GIVEN TASK - Go through the listing and copy every line word for word.

INPUT MATERIAL -
* * * * * * * * *
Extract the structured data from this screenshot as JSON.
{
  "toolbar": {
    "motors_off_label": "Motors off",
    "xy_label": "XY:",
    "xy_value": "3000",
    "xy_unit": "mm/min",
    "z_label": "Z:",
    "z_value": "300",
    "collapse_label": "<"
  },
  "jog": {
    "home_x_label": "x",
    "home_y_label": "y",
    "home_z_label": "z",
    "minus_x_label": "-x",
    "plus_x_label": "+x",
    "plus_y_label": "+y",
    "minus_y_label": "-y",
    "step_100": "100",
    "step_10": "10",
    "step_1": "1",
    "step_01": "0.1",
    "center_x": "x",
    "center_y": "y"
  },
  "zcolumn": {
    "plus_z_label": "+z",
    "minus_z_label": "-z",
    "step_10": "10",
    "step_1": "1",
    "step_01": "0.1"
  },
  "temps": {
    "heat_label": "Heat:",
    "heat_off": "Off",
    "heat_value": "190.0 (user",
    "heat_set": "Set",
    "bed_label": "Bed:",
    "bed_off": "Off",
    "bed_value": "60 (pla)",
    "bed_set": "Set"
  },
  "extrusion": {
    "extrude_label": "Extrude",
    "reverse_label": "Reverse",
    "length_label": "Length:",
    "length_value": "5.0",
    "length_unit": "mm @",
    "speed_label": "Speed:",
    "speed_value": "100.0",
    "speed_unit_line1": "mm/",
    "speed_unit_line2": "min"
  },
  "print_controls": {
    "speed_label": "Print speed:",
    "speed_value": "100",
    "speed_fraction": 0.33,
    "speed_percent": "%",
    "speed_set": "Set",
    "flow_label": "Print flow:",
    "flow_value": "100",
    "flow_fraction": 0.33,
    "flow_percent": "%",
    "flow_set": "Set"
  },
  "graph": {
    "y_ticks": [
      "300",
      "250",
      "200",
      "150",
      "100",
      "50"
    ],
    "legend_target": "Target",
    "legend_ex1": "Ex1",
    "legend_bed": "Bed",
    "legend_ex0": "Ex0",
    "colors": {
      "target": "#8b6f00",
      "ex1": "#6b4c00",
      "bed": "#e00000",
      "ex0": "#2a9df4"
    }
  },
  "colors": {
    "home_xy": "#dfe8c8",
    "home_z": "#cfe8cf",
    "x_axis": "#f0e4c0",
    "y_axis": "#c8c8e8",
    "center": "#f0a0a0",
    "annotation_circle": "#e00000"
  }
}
* * * * * * * * *
SOLUTION TO THE EXERCISE -
Extract the structured data from this screenshot as JSON.
{
  "toolbar": {
    "motors_off_label": "Motors off",
    "xy_label": "XY:",
    "xy_value": "3000",
    "xy_unit": "mm/min",
    "z_label": "Z:",
    "z_value": "300",
    "collapse_label": "<"
  },
  "jog": {
    "home_x_label": "x",
    "home_y_label": "y",
    "home_z_label": "z",
    "minus_x_label": "-x",
    "plus_x_label": "+x",
    "plus_y_label": "+y",
    "minus_y_label": "-y",
    "step_100": "100",
    "step_10": "10",
    "step_1": "1",
    "step_01": "0.1",
    "center_x": "x",
    "center_y": "y"
  },
  "zcolumn": {
    "plus_z_label": "+z",
    "minus_z_label": "-z",
    "step_10": "10",
    "step_1": "1",
    "step_01": "0.1"
  },
  "temps": {
    "heat_label": "Heat:",
    "heat_off": "Off",
    "heat_value": "190.0 (user",
    "heat_set": "Set",
    "bed_label": "Bed:",
    "bed_off": "Off",
    "bed_value": "60 (pla)",
    "bed_set": "Set"
  },
  "extrusion": {
    "extrude_label": "Extrude",
    "reverse_label": "Reverse",
    "length_label": "Length:",
    "length_value": "5.0",
    "length_unit": "mm @",
    "speed_label": "Speed:",
    "speed_value": "100.0",
    "speed_unit_line1": "mm/",
    "speed_unit_line2": "min"
  },
  "print_controls": {
    "speed_label": "Print speed:",
    "speed_value": "100",
    "speed_fraction": 0.33,
    "speed_percent": "%",
    "speed_set": "Set",
    "flow_label": "Print flow:",
    "flow_value": "100",
    "flow_fraction": 0.33,
    "flow_percent": "%",
    "flow_set": "Set"
  },
  "graph": {
    "y_ticks": [
      "300",
      "250",
      "200",
      "150",
      "100",
      "50"
    ],
    "legend_target": "Target",
    "legend_ex1": "Ex1",
    "legend_bed": "Bed",
    "legend_ex0": "Ex0",
    "colors": {
      "target": "#8b6f00",
      "ex1": "#6b4c00",
      "bed": "#e00000",
      "ex0": "#2a9df4"
    }
  },
  "colors": {
    "home_xy": "#dfe8c8",
    "home_z": "#cfe8cf",
    "x_axis": "#f0e4c0",
    "y_axis": "#c8c8e8",
    "center": "#f0a0a0",
    "annotation_circle": "#e00000"
  }
}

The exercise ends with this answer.